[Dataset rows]
********

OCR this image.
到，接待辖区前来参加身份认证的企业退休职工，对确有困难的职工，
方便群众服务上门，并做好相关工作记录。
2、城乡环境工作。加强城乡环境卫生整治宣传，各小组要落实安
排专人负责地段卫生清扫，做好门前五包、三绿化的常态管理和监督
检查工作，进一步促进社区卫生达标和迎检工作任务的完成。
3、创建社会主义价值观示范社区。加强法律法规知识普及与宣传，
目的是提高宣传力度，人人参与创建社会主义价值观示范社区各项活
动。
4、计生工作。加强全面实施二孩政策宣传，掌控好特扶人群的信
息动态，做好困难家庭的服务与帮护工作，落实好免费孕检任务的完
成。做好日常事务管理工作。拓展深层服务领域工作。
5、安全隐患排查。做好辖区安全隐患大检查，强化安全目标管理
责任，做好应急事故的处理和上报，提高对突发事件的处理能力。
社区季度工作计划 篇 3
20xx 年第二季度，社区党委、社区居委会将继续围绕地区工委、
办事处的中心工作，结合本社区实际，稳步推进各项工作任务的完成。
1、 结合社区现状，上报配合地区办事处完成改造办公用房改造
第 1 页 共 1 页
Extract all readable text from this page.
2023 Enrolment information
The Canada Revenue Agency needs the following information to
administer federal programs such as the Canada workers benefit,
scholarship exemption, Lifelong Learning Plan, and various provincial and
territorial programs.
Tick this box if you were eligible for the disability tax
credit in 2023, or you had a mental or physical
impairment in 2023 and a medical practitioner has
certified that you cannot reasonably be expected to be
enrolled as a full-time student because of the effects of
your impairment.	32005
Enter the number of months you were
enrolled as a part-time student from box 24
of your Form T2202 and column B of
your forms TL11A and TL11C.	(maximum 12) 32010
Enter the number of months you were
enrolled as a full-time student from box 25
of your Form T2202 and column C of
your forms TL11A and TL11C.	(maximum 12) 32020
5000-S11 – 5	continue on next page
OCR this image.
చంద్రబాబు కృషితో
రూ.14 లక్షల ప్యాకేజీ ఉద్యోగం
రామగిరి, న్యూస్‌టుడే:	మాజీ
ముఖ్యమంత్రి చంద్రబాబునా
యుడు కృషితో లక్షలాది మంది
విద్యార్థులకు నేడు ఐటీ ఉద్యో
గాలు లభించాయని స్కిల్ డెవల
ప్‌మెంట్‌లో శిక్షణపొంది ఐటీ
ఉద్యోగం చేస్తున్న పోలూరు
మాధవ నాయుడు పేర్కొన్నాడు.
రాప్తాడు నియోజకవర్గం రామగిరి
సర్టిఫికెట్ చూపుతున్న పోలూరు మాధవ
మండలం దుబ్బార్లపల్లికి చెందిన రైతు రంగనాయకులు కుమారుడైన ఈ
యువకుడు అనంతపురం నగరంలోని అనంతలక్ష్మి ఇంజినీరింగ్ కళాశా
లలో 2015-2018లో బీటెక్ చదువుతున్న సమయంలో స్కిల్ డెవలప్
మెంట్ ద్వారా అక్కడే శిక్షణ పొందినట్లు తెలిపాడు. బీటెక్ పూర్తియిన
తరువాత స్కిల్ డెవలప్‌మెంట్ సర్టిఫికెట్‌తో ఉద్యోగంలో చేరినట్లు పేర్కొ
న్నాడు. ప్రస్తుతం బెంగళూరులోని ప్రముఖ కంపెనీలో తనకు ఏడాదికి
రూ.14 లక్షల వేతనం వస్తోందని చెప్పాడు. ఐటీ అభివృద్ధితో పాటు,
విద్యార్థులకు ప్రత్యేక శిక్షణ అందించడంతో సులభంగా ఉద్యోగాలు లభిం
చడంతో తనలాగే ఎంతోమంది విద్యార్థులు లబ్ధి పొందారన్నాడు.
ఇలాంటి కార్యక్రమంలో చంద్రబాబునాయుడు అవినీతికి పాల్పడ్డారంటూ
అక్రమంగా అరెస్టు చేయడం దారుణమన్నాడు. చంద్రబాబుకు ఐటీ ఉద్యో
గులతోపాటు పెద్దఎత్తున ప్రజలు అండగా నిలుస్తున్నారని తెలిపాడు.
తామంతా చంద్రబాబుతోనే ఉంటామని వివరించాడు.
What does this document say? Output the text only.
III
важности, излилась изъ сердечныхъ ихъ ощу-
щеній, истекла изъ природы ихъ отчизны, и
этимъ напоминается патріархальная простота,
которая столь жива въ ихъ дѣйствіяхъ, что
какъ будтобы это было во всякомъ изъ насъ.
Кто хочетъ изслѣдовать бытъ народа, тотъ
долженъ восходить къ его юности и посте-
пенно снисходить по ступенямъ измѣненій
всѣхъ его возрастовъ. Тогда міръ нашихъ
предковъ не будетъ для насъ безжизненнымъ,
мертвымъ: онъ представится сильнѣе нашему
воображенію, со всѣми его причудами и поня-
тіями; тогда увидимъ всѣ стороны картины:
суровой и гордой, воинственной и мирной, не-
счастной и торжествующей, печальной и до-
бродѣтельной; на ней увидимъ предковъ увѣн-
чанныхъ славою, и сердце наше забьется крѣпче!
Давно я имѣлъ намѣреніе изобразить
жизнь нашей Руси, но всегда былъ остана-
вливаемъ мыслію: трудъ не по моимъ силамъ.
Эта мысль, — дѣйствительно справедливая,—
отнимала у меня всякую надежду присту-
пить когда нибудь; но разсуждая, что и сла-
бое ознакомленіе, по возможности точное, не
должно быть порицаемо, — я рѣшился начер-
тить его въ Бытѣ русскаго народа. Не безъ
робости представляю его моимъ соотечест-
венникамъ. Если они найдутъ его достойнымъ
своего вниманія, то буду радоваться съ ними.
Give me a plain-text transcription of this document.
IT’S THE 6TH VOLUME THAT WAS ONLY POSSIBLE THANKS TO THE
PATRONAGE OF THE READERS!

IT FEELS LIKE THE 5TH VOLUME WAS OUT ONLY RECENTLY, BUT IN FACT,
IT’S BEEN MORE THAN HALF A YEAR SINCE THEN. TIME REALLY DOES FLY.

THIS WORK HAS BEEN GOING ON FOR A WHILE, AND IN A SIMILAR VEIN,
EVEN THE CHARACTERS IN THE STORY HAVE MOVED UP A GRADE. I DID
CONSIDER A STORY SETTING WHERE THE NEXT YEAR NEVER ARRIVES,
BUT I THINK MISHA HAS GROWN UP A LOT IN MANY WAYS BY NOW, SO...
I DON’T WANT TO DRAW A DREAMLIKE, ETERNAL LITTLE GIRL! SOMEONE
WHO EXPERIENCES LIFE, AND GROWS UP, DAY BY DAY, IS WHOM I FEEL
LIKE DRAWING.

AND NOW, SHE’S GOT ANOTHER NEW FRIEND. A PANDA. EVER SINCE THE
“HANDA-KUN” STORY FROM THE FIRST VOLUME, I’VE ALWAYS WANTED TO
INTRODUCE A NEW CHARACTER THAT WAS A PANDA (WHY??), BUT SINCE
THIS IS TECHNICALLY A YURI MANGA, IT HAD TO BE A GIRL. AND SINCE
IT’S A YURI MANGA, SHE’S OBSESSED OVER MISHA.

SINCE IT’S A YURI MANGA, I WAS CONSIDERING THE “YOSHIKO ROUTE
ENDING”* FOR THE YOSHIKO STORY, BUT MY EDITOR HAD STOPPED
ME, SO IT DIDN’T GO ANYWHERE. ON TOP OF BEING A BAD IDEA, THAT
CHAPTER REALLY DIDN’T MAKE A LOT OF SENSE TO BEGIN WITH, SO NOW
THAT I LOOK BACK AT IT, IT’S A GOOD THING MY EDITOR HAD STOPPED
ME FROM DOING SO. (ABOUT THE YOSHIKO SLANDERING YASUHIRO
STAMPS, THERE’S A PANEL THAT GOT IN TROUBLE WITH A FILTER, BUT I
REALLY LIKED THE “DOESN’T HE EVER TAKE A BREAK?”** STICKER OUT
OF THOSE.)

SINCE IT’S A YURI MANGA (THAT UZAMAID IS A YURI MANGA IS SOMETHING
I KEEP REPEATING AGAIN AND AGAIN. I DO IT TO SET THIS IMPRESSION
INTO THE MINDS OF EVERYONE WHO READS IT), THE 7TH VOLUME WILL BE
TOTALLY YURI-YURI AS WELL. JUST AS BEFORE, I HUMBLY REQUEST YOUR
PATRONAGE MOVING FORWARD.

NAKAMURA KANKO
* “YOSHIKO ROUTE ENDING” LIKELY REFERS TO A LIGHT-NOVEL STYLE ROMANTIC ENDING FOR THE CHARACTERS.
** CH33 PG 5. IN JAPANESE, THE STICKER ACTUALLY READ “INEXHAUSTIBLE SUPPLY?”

********

• _The request_
Return every line in the listing that contains the word "Canada".

• _Task answer_
The Canada Revenue Agency needs the following information to
administer federal programs such as the Canada workers benefit,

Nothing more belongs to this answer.